• [EXERCISE OBJECTIVE] Copy out all lines with the word "name" in them.

[Recorded data]
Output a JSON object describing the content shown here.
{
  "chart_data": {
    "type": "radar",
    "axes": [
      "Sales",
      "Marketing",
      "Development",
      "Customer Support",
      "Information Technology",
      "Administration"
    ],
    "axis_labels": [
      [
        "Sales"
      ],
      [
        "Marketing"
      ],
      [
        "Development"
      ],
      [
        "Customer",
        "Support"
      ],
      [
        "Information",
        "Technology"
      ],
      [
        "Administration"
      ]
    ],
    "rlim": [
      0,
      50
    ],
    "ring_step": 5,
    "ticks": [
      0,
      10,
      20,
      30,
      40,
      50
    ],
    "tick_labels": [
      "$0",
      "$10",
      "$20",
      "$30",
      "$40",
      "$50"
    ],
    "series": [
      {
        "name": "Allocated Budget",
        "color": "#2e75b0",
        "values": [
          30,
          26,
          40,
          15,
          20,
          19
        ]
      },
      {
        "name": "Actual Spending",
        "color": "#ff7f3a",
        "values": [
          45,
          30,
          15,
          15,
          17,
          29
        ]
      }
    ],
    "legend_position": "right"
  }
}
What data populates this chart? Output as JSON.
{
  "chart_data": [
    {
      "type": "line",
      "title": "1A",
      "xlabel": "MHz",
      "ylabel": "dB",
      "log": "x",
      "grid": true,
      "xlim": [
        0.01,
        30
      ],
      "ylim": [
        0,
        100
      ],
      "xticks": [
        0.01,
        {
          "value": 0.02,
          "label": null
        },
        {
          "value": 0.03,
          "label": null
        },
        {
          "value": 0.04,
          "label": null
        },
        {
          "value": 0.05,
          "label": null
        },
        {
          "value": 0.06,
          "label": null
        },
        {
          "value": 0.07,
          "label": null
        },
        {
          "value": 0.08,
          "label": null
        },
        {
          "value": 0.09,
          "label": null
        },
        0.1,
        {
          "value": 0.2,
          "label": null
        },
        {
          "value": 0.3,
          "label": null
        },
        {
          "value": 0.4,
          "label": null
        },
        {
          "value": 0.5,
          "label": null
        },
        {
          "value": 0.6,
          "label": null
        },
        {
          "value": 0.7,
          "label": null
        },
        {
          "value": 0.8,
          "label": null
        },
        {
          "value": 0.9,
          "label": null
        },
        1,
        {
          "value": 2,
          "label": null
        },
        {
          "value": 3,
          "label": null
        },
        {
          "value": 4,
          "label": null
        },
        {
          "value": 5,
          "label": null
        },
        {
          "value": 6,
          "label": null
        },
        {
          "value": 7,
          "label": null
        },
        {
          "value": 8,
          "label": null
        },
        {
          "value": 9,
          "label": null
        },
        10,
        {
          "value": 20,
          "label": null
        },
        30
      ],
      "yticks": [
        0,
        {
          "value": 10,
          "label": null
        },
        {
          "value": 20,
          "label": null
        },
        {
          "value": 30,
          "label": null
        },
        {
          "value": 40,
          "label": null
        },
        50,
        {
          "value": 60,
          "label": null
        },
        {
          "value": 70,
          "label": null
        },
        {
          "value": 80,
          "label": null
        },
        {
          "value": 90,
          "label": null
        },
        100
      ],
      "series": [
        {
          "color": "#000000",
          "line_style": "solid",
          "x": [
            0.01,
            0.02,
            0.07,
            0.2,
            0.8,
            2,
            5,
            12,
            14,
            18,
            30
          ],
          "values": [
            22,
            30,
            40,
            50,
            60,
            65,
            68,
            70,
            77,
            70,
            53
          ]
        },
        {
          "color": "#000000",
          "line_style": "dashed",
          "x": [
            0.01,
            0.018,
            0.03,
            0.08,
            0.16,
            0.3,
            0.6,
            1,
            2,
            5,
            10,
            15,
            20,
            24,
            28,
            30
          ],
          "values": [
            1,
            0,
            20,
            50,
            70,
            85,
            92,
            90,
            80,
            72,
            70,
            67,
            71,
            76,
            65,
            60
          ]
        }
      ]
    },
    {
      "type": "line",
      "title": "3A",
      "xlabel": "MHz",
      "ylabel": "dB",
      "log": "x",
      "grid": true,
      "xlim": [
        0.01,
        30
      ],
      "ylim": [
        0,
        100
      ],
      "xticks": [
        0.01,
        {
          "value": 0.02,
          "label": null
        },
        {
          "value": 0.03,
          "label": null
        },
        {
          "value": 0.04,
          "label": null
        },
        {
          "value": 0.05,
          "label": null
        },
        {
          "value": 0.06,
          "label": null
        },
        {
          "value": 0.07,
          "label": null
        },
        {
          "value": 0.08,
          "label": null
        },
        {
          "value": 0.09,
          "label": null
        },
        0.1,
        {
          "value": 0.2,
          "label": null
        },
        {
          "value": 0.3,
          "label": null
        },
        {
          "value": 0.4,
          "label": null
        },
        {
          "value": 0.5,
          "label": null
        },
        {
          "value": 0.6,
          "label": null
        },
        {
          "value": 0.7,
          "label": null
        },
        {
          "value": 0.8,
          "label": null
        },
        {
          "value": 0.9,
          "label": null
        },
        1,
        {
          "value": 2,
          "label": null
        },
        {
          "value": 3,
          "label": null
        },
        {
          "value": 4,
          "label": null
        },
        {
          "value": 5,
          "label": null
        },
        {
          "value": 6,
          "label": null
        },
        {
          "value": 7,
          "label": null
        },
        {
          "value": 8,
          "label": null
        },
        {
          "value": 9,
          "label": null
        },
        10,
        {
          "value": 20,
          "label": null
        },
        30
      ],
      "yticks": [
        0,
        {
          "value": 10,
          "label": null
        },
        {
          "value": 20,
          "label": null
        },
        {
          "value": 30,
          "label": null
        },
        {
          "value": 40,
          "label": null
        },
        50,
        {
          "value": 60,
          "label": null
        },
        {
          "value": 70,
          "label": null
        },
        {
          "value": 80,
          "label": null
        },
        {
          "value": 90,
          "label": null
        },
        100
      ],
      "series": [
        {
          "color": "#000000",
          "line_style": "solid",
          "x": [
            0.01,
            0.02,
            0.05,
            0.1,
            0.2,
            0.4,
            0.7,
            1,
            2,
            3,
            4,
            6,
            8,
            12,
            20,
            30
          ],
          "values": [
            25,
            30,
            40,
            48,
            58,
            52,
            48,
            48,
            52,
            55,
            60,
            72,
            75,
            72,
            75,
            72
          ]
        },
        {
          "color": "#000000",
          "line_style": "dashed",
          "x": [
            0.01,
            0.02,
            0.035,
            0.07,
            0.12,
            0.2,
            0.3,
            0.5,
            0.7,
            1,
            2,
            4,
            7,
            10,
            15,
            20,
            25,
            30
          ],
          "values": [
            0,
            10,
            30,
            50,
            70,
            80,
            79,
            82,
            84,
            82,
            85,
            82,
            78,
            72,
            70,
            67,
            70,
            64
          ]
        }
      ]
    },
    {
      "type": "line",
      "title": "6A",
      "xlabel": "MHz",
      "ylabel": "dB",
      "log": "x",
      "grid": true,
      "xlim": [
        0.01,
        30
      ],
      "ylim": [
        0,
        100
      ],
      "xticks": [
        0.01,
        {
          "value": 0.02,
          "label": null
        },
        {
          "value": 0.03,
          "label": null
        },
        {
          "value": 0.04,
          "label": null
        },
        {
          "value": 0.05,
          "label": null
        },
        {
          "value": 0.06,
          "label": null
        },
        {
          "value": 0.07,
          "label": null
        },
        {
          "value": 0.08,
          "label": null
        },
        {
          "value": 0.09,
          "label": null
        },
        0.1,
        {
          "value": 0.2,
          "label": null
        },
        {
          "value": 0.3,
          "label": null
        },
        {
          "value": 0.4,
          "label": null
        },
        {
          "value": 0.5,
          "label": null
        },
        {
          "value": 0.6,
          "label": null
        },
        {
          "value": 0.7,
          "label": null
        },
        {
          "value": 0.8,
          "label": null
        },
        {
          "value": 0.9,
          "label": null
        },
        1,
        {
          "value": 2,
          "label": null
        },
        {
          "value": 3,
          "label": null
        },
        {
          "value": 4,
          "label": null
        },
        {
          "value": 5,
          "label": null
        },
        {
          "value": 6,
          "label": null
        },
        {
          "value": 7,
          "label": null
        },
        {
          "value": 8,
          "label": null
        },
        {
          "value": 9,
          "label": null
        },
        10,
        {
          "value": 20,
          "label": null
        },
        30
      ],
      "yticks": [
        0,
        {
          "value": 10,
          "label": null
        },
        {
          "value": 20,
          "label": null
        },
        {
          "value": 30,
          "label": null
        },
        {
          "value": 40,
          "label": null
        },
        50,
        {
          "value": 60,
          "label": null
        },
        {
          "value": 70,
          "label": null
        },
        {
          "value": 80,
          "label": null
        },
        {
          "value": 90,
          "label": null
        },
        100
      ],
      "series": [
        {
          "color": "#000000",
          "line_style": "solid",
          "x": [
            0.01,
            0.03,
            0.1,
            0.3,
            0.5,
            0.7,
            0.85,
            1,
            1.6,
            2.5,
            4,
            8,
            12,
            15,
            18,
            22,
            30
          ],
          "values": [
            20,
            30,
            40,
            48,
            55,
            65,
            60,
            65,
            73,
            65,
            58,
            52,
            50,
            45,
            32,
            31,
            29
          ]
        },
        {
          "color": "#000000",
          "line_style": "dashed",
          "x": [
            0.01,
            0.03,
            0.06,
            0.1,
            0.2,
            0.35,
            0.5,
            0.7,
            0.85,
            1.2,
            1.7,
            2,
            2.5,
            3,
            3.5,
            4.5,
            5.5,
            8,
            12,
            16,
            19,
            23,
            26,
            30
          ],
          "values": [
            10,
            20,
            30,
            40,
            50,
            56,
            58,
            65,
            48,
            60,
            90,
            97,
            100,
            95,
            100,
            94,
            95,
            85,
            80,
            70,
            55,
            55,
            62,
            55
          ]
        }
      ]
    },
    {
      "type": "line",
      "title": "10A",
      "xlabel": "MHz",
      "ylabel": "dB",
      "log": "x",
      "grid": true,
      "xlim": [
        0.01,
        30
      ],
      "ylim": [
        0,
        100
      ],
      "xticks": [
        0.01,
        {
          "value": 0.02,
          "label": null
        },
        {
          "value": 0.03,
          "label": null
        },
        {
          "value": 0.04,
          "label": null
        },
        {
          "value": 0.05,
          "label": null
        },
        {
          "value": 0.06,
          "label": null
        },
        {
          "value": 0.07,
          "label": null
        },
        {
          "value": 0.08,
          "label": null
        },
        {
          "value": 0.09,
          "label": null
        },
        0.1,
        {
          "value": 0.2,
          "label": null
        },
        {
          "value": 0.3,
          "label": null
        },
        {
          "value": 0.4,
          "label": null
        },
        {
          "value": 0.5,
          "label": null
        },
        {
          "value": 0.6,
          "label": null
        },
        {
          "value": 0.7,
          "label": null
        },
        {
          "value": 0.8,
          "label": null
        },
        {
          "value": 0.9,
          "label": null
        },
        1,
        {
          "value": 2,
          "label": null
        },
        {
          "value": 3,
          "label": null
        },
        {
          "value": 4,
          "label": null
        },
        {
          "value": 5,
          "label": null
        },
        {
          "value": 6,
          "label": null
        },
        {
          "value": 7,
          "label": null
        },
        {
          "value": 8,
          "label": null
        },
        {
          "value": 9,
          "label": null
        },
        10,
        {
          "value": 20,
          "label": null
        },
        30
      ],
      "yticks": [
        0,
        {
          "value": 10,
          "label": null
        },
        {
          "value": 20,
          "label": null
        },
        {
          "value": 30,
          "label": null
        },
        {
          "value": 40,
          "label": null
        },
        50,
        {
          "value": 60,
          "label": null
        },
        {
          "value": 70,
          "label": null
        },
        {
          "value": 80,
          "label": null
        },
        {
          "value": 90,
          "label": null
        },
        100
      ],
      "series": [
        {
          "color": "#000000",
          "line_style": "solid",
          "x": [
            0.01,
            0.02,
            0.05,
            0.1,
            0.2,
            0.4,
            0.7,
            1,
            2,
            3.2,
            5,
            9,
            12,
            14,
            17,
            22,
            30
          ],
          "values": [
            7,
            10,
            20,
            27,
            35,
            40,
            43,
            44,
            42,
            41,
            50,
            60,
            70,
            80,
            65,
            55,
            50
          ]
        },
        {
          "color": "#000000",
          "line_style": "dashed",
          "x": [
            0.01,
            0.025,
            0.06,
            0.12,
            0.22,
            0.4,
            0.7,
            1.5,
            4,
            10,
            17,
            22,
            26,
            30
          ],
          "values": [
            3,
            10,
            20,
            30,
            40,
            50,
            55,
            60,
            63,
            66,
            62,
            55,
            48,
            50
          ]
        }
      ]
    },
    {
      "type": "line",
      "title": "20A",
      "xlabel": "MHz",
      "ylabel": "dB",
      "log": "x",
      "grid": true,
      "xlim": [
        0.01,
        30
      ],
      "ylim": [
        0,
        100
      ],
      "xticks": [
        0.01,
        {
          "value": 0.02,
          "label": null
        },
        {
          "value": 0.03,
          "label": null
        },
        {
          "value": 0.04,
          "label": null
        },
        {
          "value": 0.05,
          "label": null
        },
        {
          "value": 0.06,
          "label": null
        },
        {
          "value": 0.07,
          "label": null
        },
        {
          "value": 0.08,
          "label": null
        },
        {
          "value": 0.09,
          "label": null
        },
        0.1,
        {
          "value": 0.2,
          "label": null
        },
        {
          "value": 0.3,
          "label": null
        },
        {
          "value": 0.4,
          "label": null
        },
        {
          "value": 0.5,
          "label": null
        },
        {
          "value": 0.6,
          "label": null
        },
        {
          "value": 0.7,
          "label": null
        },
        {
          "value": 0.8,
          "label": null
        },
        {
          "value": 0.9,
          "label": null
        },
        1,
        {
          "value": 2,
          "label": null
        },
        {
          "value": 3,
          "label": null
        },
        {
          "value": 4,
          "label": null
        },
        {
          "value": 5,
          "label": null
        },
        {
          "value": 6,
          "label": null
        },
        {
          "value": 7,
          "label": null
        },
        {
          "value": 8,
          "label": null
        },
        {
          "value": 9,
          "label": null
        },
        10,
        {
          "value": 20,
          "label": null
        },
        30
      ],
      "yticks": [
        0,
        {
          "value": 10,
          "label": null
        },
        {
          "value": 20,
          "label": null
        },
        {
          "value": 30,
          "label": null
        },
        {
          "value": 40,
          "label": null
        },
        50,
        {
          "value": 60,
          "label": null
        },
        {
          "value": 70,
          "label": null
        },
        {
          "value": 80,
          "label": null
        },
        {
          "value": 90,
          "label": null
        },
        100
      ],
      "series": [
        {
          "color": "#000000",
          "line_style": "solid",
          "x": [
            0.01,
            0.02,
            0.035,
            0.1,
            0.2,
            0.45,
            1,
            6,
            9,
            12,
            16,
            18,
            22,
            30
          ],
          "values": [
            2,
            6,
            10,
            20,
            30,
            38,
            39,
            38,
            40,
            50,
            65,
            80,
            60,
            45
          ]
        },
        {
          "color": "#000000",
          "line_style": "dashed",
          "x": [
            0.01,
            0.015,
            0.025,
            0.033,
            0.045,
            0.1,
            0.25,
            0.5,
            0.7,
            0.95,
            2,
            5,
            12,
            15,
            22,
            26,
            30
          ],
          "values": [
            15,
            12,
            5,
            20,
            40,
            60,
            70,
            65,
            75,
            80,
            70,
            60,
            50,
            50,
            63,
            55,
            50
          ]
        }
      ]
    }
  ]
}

• [FULL ANSWER]
        "name": "Allocated Budget",
        "name": "Actual Spending",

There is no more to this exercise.